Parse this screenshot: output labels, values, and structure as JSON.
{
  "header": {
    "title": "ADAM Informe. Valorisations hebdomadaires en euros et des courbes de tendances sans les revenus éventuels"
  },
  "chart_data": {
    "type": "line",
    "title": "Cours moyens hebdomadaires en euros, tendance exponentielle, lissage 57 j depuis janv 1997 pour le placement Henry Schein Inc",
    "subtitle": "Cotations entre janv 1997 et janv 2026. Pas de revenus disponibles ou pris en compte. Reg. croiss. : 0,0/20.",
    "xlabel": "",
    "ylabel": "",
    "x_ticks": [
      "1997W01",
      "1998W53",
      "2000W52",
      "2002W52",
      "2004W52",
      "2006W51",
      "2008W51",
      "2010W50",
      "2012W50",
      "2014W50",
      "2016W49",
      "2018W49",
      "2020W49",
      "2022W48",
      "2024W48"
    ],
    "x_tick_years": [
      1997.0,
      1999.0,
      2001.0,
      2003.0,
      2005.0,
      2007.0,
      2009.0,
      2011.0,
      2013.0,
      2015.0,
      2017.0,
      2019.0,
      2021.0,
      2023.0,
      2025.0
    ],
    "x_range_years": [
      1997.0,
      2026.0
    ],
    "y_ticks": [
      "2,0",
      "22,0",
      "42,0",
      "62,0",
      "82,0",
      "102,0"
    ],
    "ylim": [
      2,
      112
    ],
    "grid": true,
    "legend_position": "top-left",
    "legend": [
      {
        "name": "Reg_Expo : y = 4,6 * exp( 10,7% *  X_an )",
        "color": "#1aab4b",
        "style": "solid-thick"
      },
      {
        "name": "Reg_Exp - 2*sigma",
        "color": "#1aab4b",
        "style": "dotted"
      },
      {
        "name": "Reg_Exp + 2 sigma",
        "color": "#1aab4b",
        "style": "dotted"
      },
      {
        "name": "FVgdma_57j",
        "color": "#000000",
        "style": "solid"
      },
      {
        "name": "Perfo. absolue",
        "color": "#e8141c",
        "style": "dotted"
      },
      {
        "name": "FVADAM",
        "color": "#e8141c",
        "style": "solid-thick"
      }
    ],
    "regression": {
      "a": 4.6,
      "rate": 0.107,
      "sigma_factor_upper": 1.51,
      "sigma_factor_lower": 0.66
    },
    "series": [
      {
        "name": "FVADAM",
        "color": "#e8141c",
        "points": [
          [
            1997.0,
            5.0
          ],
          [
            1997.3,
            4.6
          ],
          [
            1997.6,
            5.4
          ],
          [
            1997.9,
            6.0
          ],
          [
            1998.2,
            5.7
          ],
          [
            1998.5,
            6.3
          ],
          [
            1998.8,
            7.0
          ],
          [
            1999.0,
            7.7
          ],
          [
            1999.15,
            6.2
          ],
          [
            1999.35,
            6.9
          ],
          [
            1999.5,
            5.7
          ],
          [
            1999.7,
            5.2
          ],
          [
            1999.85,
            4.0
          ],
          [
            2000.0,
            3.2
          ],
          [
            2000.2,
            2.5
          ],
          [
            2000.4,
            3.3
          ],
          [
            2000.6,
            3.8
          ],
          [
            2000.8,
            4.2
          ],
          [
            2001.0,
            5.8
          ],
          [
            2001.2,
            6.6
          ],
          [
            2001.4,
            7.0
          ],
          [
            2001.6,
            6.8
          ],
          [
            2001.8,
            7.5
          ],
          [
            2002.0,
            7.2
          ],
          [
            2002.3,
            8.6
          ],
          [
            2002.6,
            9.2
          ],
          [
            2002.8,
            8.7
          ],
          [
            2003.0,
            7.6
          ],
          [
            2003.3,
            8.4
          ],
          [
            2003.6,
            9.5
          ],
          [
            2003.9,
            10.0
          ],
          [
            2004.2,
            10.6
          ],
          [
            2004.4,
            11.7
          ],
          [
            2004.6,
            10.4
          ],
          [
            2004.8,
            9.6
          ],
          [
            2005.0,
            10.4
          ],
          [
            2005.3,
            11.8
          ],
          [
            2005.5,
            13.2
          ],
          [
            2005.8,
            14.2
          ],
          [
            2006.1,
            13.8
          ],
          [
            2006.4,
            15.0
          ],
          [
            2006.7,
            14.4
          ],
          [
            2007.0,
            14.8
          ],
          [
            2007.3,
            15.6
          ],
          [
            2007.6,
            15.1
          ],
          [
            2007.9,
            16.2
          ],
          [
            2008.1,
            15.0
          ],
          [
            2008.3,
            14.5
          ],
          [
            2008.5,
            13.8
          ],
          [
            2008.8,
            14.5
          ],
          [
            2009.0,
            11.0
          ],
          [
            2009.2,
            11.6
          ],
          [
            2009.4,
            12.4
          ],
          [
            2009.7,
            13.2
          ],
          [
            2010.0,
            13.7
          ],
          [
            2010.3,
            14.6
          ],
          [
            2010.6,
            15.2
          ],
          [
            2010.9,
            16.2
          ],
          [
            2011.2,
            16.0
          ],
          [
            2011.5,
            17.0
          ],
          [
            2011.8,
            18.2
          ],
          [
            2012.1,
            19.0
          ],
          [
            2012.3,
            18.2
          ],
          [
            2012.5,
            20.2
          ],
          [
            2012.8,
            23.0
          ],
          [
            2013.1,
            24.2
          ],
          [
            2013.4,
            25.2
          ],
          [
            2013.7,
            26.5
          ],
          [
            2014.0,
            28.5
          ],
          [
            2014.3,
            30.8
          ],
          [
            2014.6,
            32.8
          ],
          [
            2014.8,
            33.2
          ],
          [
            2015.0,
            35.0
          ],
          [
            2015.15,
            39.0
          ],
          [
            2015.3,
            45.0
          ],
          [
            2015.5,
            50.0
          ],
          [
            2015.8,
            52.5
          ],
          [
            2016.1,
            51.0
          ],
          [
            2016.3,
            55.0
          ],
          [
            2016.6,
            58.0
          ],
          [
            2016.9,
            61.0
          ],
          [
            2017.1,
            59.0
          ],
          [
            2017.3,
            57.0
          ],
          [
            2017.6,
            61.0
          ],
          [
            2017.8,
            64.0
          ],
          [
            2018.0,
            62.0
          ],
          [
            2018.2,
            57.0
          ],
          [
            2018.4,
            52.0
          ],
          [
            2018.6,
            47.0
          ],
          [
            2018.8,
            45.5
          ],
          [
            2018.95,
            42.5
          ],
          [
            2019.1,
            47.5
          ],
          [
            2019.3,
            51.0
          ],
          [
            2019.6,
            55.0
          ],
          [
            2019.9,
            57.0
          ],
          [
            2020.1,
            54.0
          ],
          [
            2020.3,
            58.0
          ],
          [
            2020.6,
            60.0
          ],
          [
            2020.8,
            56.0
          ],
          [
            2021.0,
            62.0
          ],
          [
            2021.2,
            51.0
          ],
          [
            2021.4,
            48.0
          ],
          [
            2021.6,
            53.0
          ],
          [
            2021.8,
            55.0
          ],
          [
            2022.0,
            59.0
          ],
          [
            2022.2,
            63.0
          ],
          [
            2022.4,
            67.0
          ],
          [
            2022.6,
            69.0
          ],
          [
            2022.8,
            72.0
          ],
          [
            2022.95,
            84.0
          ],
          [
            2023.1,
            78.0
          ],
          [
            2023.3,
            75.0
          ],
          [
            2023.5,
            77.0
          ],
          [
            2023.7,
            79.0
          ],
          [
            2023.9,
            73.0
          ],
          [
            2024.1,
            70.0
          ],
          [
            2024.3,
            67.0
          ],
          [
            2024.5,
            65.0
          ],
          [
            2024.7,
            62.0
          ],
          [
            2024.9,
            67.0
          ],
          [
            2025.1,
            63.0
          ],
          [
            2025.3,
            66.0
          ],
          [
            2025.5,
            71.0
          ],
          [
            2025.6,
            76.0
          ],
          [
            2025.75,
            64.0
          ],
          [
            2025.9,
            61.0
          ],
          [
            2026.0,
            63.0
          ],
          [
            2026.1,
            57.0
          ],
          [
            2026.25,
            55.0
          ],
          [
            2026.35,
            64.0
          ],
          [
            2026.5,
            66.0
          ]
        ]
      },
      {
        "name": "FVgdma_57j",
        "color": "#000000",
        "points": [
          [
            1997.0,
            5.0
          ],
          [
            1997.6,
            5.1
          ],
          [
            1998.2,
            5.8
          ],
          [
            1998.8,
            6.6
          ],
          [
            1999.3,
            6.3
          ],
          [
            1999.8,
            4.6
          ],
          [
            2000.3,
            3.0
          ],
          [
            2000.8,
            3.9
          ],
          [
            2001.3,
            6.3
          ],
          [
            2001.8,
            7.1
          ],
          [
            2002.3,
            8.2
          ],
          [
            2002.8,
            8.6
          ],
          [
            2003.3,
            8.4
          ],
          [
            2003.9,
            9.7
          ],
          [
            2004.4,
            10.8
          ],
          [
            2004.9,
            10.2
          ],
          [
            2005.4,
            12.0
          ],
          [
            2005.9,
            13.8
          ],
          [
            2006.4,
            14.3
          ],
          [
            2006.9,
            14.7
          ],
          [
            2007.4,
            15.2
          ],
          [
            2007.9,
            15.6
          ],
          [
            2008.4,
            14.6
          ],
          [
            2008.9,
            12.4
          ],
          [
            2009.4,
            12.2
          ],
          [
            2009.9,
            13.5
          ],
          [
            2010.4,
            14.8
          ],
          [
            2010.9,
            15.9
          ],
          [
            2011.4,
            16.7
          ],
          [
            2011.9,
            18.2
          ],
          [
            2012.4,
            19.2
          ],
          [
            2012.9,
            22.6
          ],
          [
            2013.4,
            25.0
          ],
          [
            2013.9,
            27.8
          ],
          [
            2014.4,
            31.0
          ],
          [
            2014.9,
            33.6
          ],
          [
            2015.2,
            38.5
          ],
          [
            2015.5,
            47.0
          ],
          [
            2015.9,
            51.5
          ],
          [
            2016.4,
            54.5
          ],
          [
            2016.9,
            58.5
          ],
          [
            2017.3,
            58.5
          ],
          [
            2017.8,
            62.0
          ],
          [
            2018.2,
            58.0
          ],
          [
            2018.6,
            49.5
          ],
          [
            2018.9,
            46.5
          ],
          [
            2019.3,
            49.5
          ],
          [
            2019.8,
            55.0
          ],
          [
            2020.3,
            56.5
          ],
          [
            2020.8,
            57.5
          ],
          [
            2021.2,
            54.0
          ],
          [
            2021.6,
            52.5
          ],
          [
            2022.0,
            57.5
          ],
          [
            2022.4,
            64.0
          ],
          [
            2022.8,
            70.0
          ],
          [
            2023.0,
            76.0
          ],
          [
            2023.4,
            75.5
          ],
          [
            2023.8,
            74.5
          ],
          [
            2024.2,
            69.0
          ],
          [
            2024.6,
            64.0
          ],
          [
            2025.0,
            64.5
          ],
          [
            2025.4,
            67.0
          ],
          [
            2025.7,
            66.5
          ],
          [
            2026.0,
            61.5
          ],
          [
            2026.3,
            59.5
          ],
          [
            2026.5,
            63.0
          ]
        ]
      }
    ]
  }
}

PROBLEM: From the listing above, collect each line in which the string "name" appears.

EXERCISE SOLUTION:
        "name": "Reg_Expo : y = 4,6 * exp( 10,7% *  X_an )",
        "name": "Reg_Exp - 2*sigma",
        "name": "Reg_Exp + 2 sigma",
        "name": "FVgdma_57j",
        "name": "Perfo. absolue",
        "name": "FVADAM",
        "name": "FVADAM",
        "name": "FVgdma_57j",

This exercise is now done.